• What the task asks
Reply only with how many lines contain the word "length".

• Records to process

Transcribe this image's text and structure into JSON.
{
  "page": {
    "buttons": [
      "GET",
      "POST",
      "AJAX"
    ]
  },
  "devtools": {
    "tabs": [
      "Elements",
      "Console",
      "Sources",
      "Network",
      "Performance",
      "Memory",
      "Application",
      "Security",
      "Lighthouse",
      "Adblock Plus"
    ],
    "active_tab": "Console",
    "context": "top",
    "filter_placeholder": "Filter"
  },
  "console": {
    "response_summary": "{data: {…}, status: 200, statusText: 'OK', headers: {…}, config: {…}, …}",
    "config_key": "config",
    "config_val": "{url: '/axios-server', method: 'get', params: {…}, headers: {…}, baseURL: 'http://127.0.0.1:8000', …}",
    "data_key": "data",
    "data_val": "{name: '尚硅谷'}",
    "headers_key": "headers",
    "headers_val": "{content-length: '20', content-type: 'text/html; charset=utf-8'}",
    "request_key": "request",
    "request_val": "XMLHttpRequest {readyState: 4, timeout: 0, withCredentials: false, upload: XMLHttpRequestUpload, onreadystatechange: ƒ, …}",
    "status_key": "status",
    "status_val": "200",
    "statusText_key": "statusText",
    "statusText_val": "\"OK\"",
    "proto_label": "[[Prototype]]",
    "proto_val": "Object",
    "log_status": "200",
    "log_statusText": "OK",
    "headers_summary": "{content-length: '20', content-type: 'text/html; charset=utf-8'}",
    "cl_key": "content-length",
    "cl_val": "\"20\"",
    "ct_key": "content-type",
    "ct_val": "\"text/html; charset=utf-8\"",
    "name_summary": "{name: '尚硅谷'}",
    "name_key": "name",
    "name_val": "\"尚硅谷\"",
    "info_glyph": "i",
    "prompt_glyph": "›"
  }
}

• Exercise result
3